-- start Material for this exercise --
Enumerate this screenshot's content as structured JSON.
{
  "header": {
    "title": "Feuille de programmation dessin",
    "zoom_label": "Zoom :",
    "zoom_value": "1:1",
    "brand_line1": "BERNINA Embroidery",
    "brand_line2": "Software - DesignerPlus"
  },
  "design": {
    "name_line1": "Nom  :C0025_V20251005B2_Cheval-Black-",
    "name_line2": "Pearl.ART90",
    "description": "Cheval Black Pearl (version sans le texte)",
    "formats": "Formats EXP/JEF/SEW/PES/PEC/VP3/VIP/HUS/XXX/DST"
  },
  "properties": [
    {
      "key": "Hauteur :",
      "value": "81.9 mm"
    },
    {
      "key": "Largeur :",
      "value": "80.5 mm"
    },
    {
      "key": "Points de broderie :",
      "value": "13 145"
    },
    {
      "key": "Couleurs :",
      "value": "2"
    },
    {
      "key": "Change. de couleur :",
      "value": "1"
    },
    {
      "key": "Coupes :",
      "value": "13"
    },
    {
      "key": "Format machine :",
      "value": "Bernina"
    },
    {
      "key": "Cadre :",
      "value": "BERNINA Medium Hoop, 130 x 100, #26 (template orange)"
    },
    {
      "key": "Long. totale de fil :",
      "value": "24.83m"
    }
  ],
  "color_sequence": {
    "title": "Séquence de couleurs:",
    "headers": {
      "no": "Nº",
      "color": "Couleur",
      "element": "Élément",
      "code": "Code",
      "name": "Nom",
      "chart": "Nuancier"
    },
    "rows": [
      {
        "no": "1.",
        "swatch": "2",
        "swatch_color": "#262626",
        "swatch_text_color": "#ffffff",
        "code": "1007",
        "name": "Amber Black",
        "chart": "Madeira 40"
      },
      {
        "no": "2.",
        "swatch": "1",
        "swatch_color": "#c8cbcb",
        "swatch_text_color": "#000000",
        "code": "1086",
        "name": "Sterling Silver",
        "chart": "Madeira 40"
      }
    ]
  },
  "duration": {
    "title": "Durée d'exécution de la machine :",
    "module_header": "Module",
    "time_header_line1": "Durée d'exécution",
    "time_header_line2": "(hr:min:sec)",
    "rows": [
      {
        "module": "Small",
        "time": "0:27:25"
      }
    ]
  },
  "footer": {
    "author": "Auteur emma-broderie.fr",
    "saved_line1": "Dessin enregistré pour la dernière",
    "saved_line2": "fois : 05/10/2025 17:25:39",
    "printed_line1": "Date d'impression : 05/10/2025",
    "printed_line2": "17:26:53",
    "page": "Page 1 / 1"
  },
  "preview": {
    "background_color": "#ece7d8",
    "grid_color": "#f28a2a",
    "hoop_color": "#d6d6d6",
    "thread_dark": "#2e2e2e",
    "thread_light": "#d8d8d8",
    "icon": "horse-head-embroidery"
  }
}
-- end Material for this exercise --
#### What you have to do:
Reproduce all of the material above word for word.

#### Task solution:
Enumerate this screenshot's content as structured JSON.
{
  "header": {
    "title": "Feuille de programmation dessin",
    "zoom_label": "Zoom :",
    "zoom_value": "1:1",
    "brand_line1": "BERNINA Embroidery",
    "brand_line2": "Software - DesignerPlus"
  },
  "design": {
    "name_line1": "Nom  :C0025_V20251005B2_Cheval-Black-",
    "name_line2": "Pearl.ART90",
    "description": "Cheval Black Pearl (version sans le texte)",
    "formats": "Formats EXP/JEF/SEW/PES/PEC/VP3/VIP/HUS/XXX/DST"
  },
  "properties": [
    {
      "key": "Hauteur :",
      "value": "81.9 mm"
    },
    {
      "key": "Largeur :",
      "value": "80.5 mm"
    },
    {
      "key": "Points de broderie :",
      "value": "13 145"
    },
    {
      "key": "Couleurs :",
      "value": "2"
    },
    {
      "key": "Change. de couleur :",
      "value": "1"
    },
    {
      "key": "Coupes :",
      "value": "13"
    },
    {
      "key": "Format machine :",
      "value": "Bernina"
    },
    {
      "key": "Cadre :",
      "value": "BERNINA Medium Hoop, 130 x 100, #26 (template orange)"
    },
    {
      "key": "Long. totale de fil :",
      "value": "24.83m"
    }
  ],
  "color_sequence": {
    "title": "Séquence de couleurs:",
    "headers": {
      "no": "Nº",
      "color": "Couleur",
      "element": "Élément",
      "code": "Code",
      "name": "Nom",
      "chart": "Nuancier"
    },
    "rows": [
      {
        "no": "1.",
        "swatch": "2",
        "swatch_color": "#262626",
        "swatch_text_color": "#ffffff",
        "code": "1007",
        "name": "Amber Black",
        "chart": "Madeira 40"
      },
      {
        "no": "2.",
        "swatch": "1",
        "swatch_color": "#c8cbcb",
        "swatch_text_color": "#000000",
        "code": "1086",
        "name": "Sterling Silver",
        "chart": "Madeira 40"
      }
    ]
  },
  "duration": {
    "title": "Durée d'exécution de la machine :",
    "module_header": "Module",
    "time_header_line1": "Durée d'exécution",
    "time_header_line2": "(hr:min:sec)",
    "rows": [
      {
        "module": "Small",
        "time": "0:27:25"
      }
    ]
  },
  "footer": {
    "author": "Auteur emma-broderie.fr",
    "saved_line1": "Dessin enregistré pour la dernière",
    "saved_line2": "fois : 05/10/2025 17:25:39",
    "printed_line1": "Date d'impression : 05/10/2025",
    "printed_line2": "17:26:53",
    "page": "Page 1 / 1"
  },
  "preview": {
    "background_color": "#ece7d8",
    "grid_color": "#f28a2a",
    "hoop_color": "#d6d6d6",
    "thread_dark": "#2e2e2e",
    "thread_light": "#d8d8d8",
    "icon": "horse-head-embroidery"
  }
}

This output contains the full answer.